Instructions for the task: Reproduce the data below in full and exclude every picture.

=== Records supplied ===

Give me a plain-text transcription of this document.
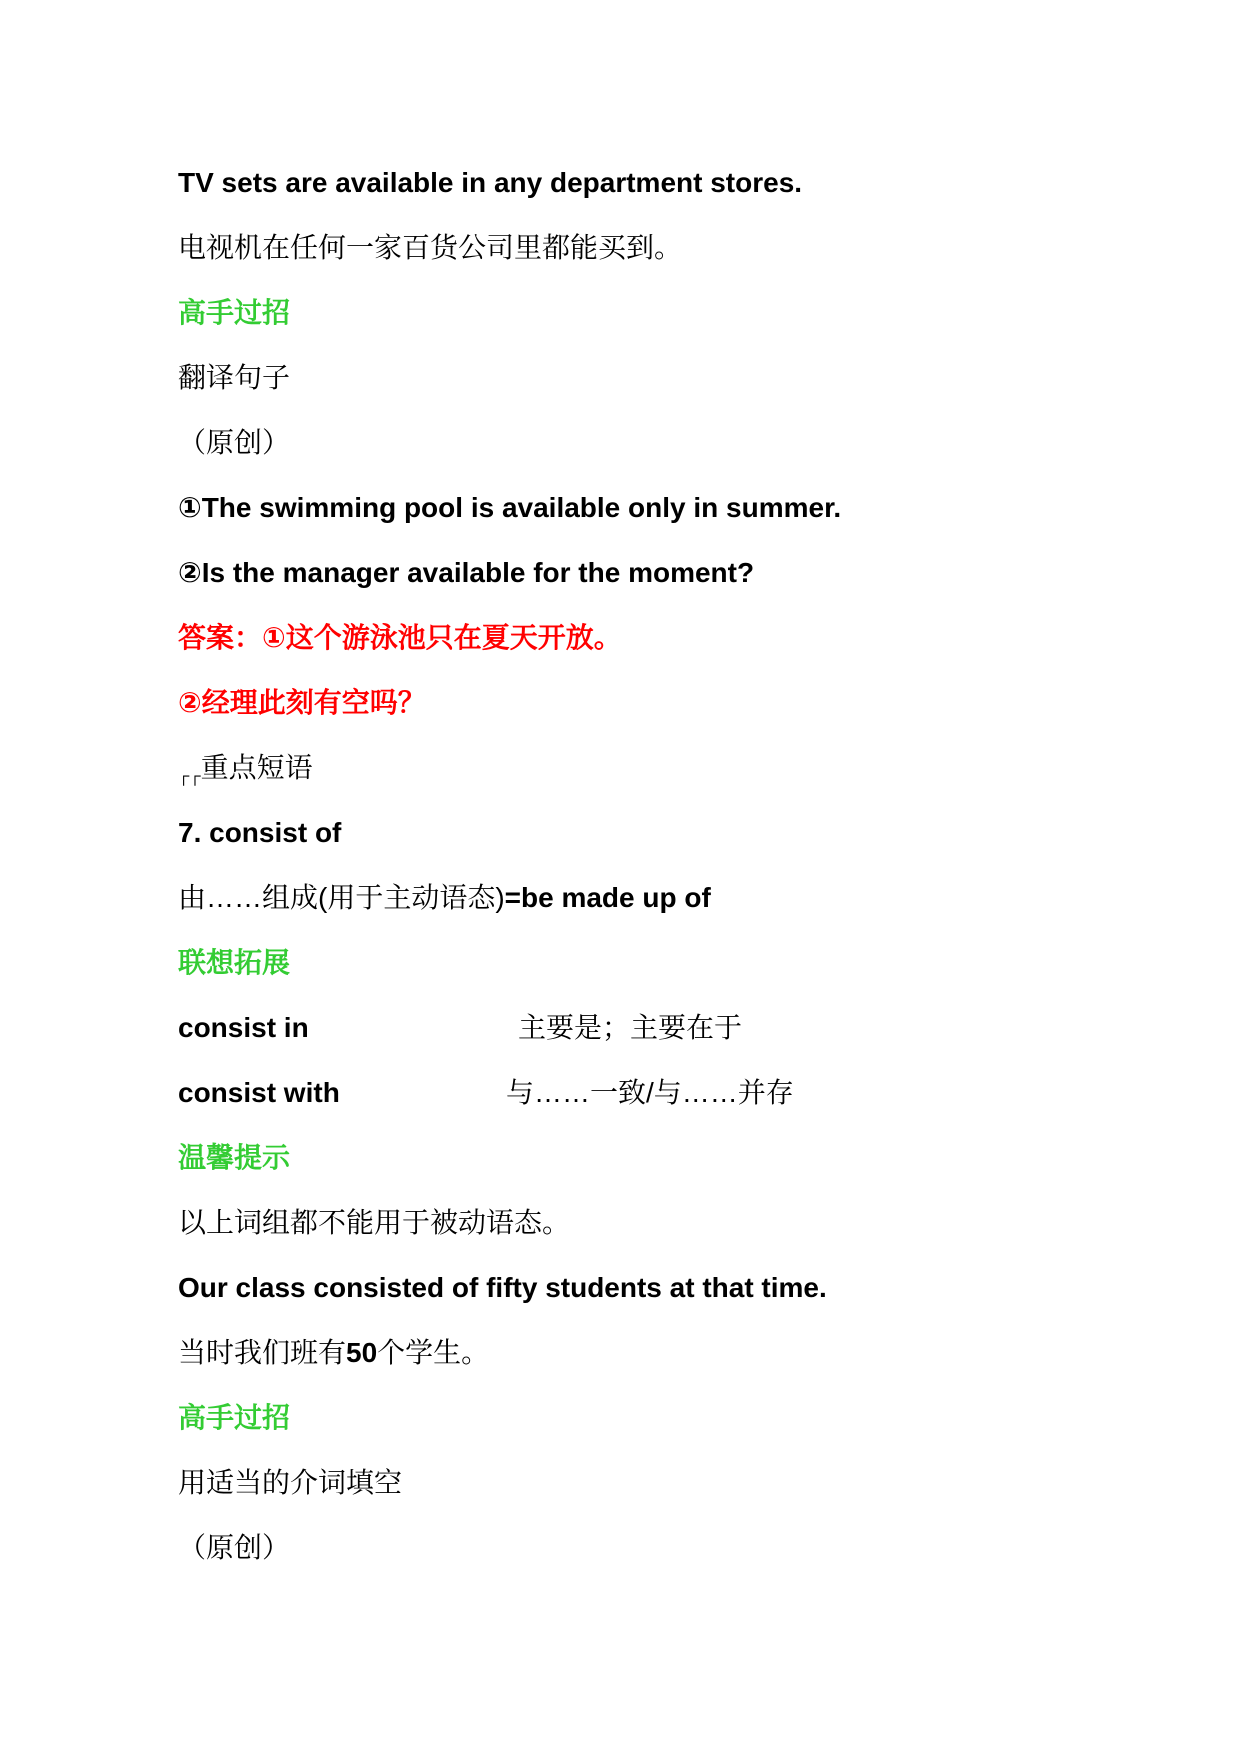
TV sets are available in any department stores.
电视机在任何一家百货公司里都能买到。
高手过招
翻译句子
（原创）
①The swimming pool is available only in summer.
②Is the manager available for the moment?
答案：①这个游泳池只在夏天开放。
②经理此刻有空吗？
┌┌重点短语
7. consist of
由……组成(用于主动语态)=be made up of
联想拓展
consist in	主要是；主要在于
consist with	与……一致/与……并存
温馨提示
以上词组都不能用于被动语态。
Our class consisted of fifty students at that time.
当时我们班有50个学生。
高手过招
用适当的介词填空
（原创）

===

Exercise result:
Give me a plain-text transcription of this document.
TV sets are available in any department stores.
电视机在任何一家百货公司里都能买到。
高手过招
翻译句子
（原创）
①The swimming pool is available only in summer.
②Is the manager available for the moment?
答案：①这个游泳池只在夏天开放。
②经理此刻有空吗？
┌┌重点短语
7. consist of
由……组成(用于主动语态)=be made up of
联想拓展
consist in	主要是；主要在于
consist with	与……一致/与……并存
温馨提示
以上词组都不能用于被动语态。
Our class consisted of fifty students at that time.
当时我们班有50个学生。
高手过招
用适当的介词填空
（原创）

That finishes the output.